[Items listed in a dataset]
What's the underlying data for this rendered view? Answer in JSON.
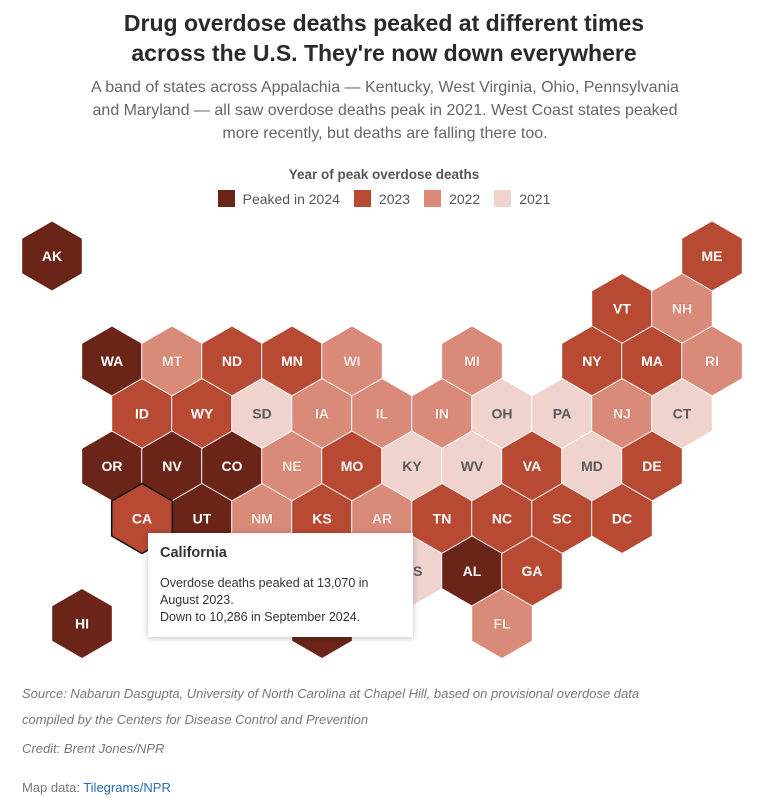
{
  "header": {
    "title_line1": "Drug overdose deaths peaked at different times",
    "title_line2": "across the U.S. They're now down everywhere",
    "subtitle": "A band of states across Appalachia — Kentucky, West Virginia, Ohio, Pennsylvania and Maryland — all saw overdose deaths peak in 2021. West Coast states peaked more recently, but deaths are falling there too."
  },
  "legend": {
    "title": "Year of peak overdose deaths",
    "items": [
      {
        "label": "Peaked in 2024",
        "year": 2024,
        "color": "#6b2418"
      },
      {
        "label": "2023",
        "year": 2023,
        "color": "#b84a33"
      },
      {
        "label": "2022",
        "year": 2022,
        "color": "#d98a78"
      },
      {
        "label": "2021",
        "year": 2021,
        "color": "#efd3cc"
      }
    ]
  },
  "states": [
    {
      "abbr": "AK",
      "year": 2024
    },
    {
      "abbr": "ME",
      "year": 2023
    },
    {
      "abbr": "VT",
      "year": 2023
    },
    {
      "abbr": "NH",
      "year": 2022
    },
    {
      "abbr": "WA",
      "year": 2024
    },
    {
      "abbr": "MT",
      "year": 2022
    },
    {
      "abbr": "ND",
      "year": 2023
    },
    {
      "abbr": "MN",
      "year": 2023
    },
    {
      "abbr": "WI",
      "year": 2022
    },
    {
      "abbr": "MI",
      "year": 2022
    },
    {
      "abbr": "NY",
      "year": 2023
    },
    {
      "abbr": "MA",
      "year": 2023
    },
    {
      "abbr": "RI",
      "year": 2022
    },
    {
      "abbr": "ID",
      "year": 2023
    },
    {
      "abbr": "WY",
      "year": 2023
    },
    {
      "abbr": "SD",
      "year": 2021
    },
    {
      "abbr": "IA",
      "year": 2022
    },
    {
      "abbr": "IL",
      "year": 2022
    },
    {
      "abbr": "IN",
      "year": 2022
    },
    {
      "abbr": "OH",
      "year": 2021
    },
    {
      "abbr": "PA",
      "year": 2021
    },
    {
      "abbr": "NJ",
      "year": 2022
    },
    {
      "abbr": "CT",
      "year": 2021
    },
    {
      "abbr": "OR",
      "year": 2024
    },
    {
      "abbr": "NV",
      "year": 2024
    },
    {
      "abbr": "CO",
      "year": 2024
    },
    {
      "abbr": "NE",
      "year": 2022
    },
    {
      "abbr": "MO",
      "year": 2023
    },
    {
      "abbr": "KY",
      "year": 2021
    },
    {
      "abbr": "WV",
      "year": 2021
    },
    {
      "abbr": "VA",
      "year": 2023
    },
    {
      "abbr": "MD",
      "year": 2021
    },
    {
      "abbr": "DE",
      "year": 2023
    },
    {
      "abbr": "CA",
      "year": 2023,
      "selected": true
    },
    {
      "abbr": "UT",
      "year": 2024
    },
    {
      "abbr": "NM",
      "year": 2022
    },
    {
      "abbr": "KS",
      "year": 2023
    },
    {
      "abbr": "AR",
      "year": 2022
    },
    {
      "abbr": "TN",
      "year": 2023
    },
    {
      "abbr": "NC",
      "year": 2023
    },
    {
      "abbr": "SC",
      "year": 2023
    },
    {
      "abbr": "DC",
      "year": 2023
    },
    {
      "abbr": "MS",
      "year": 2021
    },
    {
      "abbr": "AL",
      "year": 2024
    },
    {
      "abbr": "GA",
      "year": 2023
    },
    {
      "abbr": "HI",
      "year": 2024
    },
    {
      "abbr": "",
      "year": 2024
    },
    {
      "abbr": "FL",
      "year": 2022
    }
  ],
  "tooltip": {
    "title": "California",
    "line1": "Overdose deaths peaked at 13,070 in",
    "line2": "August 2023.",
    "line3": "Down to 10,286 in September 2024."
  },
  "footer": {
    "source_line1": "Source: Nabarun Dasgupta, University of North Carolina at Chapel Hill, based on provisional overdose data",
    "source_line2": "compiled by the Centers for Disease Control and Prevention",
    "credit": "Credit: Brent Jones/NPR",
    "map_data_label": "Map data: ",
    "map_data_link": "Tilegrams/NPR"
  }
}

▶ _EXERCISE_
Pictures in the records above should not be copied. Repeat everything else exactly.

▶ _EXERCISE RESULT_
What's the underlying data for this rendered view? Answer in JSON.
{
  "header": {
    "title_line1": "Drug overdose deaths peaked at different times",
    "title_line2": "across the U.S. They're now down everywhere",
    "subtitle": "A band of states across Appalachia — Kentucky, West Virginia, Ohio, Pennsylvania and Maryland — all saw overdose deaths peak in 2021. West Coast states peaked more recently, but deaths are falling there too."
  },
  "legend": {
    "title": "Year of peak overdose deaths",
    "items": [
      {
        "label": "Peaked in 2024",
        "year": 2024,
        "color": "#6b2418"
      },
      {
        "label": "2023",
        "year": 2023,
        "color": "#b84a33"
      },
      {
        "label": "2022",
        "year": 2022,
        "color": "#d98a78"
      },
      {
        "label": "2021",
        "year": 2021,
        "color": "#efd3cc"
      }
    ]
  },
  "states": [
    {
      "abbr": "AK",
      "year": 2024
    },
    {
      "abbr": "ME",
      "year": 2023
    },
    {
      "abbr": "VT",
      "year": 2023
    },
    {
      "abbr": "NH",
      "year": 2022
    },
    {
      "abbr": "WA",
      "year": 2024
    },
    {
      "abbr": "MT",
      "year": 2022
    },
    {
      "abbr": "ND",
      "year": 2023
    },
    {
      "abbr": "MN",
      "year": 2023
    },
    {
      "abbr": "WI",
      "year": 2022
    },
    {
      "abbr": "MI",
      "year": 2022
    },
    {
      "abbr": "NY",
      "year": 2023
    },
    {
      "abbr": "MA",
      "year": 2023
    },
    {
      "abbr": "RI",
      "year": 2022
    },
    {
      "abbr": "ID",
      "year": 2023
    },
    {
      "abbr": "WY",
      "year": 2023
    },
    {
      "abbr": "SD",
      "year": 2021
    },
    {
      "abbr": "IA",
      "year": 2022
    },
    {
      "abbr": "IL",
      "year": 2022
    },
    {
      "abbr": "IN",
      "year": 2022
    },
    {
      "abbr": "OH",
      "year": 2021
    },
    {
      "abbr": "PA",
      "year": 2021
    },
    {
      "abbr": "NJ",
      "year": 2022
    },
    {
      "abbr": "CT",
      "year": 2021
    },
    {
      "abbr": "OR",
      "year": 2024
    },
    {
      "abbr": "NV",
      "year": 2024
    },
    {
      "abbr": "CO",
      "year": 2024
    },
    {
      "abbr": "NE",
      "year": 2022
    },
    {
      "abbr": "MO",
      "year": 2023
    },
    {
      "abbr": "KY",
      "year": 2021
    },
    {
      "abbr": "WV",
      "year": 2021
    },
    {
      "abbr": "VA",
      "year": 2023
    },
    {
      "abbr": "MD",
      "year": 2021
    },
    {
      "abbr": "DE",
      "year": 2023
    },
    {
      "abbr": "CA",
      "year": 2023,
      "selected": true
    },
    {
      "abbr": "UT",
      "year": 2024
    },
    {
      "abbr": "NM",
      "year": 2022
    },
    {
      "abbr": "KS",
      "year": 2023
    },
    {
      "abbr": "AR",
      "year": 2022
    },
    {
      "abbr": "TN",
      "year": 2023
    },
    {
      "abbr": "NC",
      "year": 2023
    },
    {
      "abbr": "SC",
      "year": 2023
    },
    {
      "abbr": "DC",
      "year": 2023
    },
    {
      "abbr": "MS",
      "year": 2021
    },
    {
      "abbr": "AL",
      "year": 2024
    },
    {
      "abbr": "GA",
      "year": 2023
    },
    {
      "abbr": "HI",
      "year": 2024
    },
    {
      "abbr": "",
      "year": 2024
    },
    {
      "abbr": "FL",
      "year": 2022
    }
  ],
  "tooltip": {
    "title": "California",
    "line1": "Overdose deaths peaked at 13,070 in",
    "line2": "August 2023.",
    "line3": "Down to 10,286 in September 2024."
  },
  "footer": {
    "source_line1": "Source: Nabarun Dasgupta, University of North Carolina at Chapel Hill, based on provisional overdose data",
    "source_line2": "compiled by the Centers for Disease Control and Prevention",
    "credit": "Credit: Brent Jones/NPR",
    "map_data_label": "Map data: ",
    "map_data_link": "Tilegrams/NPR"
  }
}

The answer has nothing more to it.